§ What the task requires
Transcribe the entries below exactly.
— START Material supplied —
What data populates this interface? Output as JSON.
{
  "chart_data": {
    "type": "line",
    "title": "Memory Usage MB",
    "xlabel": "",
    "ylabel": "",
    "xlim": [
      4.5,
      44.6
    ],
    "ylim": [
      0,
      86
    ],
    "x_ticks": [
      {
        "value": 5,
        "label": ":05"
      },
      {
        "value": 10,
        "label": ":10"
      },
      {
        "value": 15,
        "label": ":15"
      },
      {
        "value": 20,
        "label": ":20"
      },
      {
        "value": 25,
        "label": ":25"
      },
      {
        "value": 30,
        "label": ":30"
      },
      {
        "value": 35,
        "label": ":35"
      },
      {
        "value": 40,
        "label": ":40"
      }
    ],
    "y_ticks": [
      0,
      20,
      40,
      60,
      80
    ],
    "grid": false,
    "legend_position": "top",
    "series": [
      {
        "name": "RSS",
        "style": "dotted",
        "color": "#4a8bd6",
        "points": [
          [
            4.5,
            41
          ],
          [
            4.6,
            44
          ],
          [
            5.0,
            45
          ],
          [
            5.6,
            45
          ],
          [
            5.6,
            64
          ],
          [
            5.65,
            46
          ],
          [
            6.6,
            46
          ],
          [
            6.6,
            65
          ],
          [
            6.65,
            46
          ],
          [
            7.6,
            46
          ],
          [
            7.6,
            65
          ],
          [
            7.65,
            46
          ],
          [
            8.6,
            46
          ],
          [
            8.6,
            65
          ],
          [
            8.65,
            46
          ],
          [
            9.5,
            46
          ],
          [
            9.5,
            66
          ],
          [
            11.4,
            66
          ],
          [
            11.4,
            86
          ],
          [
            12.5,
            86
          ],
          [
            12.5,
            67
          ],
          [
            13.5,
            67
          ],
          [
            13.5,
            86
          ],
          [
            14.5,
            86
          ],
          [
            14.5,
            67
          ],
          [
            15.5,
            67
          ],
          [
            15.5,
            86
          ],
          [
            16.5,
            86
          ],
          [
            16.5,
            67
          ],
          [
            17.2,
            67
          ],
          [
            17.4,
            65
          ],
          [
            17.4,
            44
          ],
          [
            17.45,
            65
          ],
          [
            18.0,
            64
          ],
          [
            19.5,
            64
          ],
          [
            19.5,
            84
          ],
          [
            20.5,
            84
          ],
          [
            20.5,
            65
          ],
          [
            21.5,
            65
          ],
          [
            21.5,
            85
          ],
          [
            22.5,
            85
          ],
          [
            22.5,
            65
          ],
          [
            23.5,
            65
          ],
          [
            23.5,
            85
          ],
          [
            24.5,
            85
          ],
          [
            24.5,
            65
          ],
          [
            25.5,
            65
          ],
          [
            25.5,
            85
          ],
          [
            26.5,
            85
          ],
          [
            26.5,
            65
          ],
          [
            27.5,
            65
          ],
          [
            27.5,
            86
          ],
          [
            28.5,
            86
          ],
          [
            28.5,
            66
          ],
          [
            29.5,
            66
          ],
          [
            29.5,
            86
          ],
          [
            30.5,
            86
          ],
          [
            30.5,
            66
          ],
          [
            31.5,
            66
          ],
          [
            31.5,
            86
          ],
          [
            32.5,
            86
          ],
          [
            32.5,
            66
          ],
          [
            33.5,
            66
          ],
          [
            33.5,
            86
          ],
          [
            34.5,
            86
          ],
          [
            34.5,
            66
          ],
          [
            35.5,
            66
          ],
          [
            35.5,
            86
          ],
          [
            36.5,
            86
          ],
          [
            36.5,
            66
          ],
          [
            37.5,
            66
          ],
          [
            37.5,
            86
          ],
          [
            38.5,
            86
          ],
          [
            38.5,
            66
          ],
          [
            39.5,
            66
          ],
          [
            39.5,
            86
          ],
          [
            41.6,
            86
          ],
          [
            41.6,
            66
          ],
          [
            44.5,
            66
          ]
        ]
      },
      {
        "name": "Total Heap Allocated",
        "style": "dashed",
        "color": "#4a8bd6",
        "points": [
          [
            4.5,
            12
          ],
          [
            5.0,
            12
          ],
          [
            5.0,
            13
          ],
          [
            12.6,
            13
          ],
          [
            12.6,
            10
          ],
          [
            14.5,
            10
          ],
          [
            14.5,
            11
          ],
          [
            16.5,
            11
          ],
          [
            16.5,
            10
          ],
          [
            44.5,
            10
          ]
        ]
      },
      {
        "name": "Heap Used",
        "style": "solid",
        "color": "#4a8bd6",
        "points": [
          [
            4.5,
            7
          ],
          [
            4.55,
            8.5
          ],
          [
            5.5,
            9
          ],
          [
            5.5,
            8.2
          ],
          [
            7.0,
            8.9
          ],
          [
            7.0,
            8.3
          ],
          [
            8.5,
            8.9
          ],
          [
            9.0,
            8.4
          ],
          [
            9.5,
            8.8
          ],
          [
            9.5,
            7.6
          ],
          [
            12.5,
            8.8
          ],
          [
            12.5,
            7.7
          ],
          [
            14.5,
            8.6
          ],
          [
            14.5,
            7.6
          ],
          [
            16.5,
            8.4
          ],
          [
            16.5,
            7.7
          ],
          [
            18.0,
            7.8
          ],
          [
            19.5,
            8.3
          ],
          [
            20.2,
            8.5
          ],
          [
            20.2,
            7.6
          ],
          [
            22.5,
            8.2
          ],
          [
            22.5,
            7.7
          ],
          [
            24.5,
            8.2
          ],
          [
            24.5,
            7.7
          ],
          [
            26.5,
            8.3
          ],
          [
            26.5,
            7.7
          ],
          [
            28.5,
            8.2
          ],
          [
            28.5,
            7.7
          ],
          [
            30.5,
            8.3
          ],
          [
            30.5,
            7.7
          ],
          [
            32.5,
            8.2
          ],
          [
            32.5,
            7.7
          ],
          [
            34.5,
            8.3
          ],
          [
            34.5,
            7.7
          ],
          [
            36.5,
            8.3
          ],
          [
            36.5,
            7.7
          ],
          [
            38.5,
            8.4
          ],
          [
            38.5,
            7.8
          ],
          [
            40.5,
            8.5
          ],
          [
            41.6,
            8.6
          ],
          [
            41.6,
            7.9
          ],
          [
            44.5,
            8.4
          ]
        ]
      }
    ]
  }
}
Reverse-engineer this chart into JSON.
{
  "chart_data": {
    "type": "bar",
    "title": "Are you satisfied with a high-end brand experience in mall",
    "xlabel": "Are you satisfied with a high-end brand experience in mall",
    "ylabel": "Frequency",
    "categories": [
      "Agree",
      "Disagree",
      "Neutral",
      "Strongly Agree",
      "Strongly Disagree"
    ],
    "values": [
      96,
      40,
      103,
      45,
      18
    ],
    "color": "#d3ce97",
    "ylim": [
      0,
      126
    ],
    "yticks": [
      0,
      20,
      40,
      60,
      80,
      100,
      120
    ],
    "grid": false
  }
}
— END Material supplied —
§ Written solution
What data populates this interface? Output as JSON.
{
  "chart_data": {
    "type": "line",
    "title": "Memory Usage MB",
    "xlabel": "",
    "ylabel": "",
    "xlim": [
      4.5,
      44.6
    ],
    "ylim": [
      0,
      86
    ],
    "x_ticks": [
      {
        "value": 5,
        "label": ":05"
      },
      {
        "value": 10,
        "label": ":10"
      },
      {
        "value": 15,
        "label": ":15"
      },
      {
        "value": 20,
        "label": ":20"
      },
      {
        "value": 25,
        "label": ":25"
      },
      {
        "value": 30,
        "label": ":30"
      },
      {
        "value": 35,
        "label": ":35"
      },
      {
        "value": 40,
        "label": ":40"
      }
    ],
    "y_ticks": [
      0,
      20,
      40,
      60,
      80
    ],
    "grid": false,
    "legend_position": "top",
    "series": [
      {
        "name": "RSS",
        "style": "dotted",
        "color": "#4a8bd6",
        "points": [
          [
            4.5,
            41
          ],
          [
            4.6,
            44
          ],
          [
            5.0,
            45
          ],
          [
            5.6,
            45
          ],
          [
            5.6,
            64
          ],
          [
            5.65,
            46
          ],
          [
            6.6,
            46
          ],
          [
            6.6,
            65
          ],
          [
            6.65,
            46
          ],
          [
            7.6,
            46
          ],
          [
            7.6,
            65
          ],
          [
            7.65,
            46
          ],
          [
            8.6,
            46
          ],
          [
            8.6,
            65
          ],
          [
            8.65,
            46
          ],
          [
            9.5,
            46
          ],
          [
            9.5,
            66
          ],
          [
            11.4,
            66
          ],
          [
            11.4,
            86
          ],
          [
            12.5,
            86
          ],
          [
            12.5,
            67
          ],
          [
            13.5,
            67
          ],
          [
            13.5,
            86
          ],
          [
            14.5,
            86
          ],
          [
            14.5,
            67
          ],
          [
            15.5,
            67
          ],
          [
            15.5,
            86
          ],
          [
            16.5,
            86
          ],
          [
            16.5,
            67
          ],
          [
            17.2,
            67
          ],
          [
            17.4,
            65
          ],
          [
            17.4,
            44
          ],
          [
            17.45,
            65
          ],
          [
            18.0,
            64
          ],
          [
            19.5,
            64
          ],
          [
            19.5,
            84
          ],
          [
            20.5,
            84
          ],
          [
            20.5,
            65
          ],
          [
            21.5,
            65
          ],
          [
            21.5,
            85
          ],
          [
            22.5,
            85
          ],
          [
            22.5,
            65
          ],
          [
            23.5,
            65
          ],
          [
            23.5,
            85
          ],
          [
            24.5,
            85
          ],
          [
            24.5,
            65
          ],
          [
            25.5,
            65
          ],
          [
            25.5,
            85
          ],
          [
            26.5,
            85
          ],
          [
            26.5,
            65
          ],
          [
            27.5,
            65
          ],
          [
            27.5,
            86
          ],
          [
            28.5,
            86
          ],
          [
            28.5,
            66
          ],
          [
            29.5,
            66
          ],
          [
            29.5,
            86
          ],
          [
            30.5,
            86
          ],
          [
            30.5,
            66
          ],
          [
            31.5,
            66
          ],
          [
            31.5,
            86
          ],
          [
            32.5,
            86
          ],
          [
            32.5,
            66
          ],
          [
            33.5,
            66
          ],
          [
            33.5,
            86
          ],
          [
            34.5,
            86
          ],
          [
            34.5,
            66
          ],
          [
            35.5,
            66
          ],
          [
            35.5,
            86
          ],
          [
            36.5,
            86
          ],
          [
            36.5,
            66
          ],
          [
            37.5,
            66
          ],
          [
            37.5,
            86
          ],
          [
            38.5,
            86
          ],
          [
            38.5,
            66
          ],
          [
            39.5,
            66
          ],
          [
            39.5,
            86
          ],
          [
            41.6,
            86
          ],
          [
            41.6,
            66
          ],
          [
            44.5,
            66
          ]
        ]
      },
      {
        "name": "Total Heap Allocated",
        "style": "dashed",
        "color": "#4a8bd6",
        "points": [
          [
            4.5,
            12
          ],
          [
            5.0,
            12
          ],
          [
            5.0,
            13
          ],
          [
            12.6,
            13
          ],
          [
            12.6,
            10
          ],
          [
            14.5,
            10
          ],
          [
            14.5,
            11
          ],
          [
            16.5,
            11
          ],
          [
            16.5,
            10
          ],
          [
            44.5,
            10
          ]
        ]
      },
      {
        "name": "Heap Used",
        "style": "solid",
        "color": "#4a8bd6",
        "points": [
          [
            4.5,
            7
          ],
          [
            4.55,
            8.5
          ],
          [
            5.5,
            9
          ],
          [
            5.5,
            8.2
          ],
          [
            7.0,
            8.9
          ],
          [
            7.0,
            8.3
          ],
          [
            8.5,
            8.9
          ],
          [
            9.0,
            8.4
          ],
          [
            9.5,
            8.8
          ],
          [
            9.5,
            7.6
          ],
          [
            12.5,
            8.8
          ],
          [
            12.5,
            7.7
          ],
          [
            14.5,
            8.6
          ],
          [
            14.5,
            7.6
          ],
          [
            16.5,
            8.4
          ],
          [
            16.5,
            7.7
          ],
          [
            18.0,
            7.8
          ],
          [
            19.5,
            8.3
          ],
          [
            20.2,
            8.5
          ],
          [
            20.2,
            7.6
          ],
          [
            22.5,
            8.2
          ],
          [
            22.5,
            7.7
          ],
          [
            24.5,
            8.2
          ],
          [
            24.5,
            7.7
          ],
          [
            26.5,
            8.3
          ],
          [
            26.5,
            7.7
          ],
          [
            28.5,
            8.2
          ],
          [
            28.5,
            7.7
          ],
          [
            30.5,
            8.3
          ],
          [
            30.5,
            7.7
          ],
          [
            32.5,
            8.2
          ],
          [
            32.5,
            7.7
          ],
          [
            34.5,
            8.3
          ],
          [
            34.5,
            7.7
          ],
          [
            36.5,
            8.3
          ],
          [
            36.5,
            7.7
          ],
          [
            38.5,
            8.4
          ],
          [
            38.5,
            7.8
          ],
          [
            40.5,
            8.5
          ],
          [
            41.6,
            8.6
          ],
          [
            41.6,
            7.9
          ],
          [
            44.5,
            8.4
          ]
        ]
      }
    ]
  }
}
Reverse-engineer this chart into JSON.
{
  "chart_data": {
    "type": "bar",
    "title": "Are you satisfied with a high-end brand experience in mall",
    "xlabel": "Are you satisfied with a high-end brand experience in mall",
    "ylabel": "Frequency",
    "categories": [
      "Agree",
      "Disagree",
      "Neutral",
      "Strongly Agree",
      "Strongly Disagree"
    ],
    "values": [
      96,
      40,
      103,
      45,
      18
    ],
    "color": "#d3ce97",
    "ylim": [
      0,
      126
    ],
    "yticks": [
      0,
      20,
      40,
      60,
      80,
      100,
      120
    ],
    "grid": false
  }
}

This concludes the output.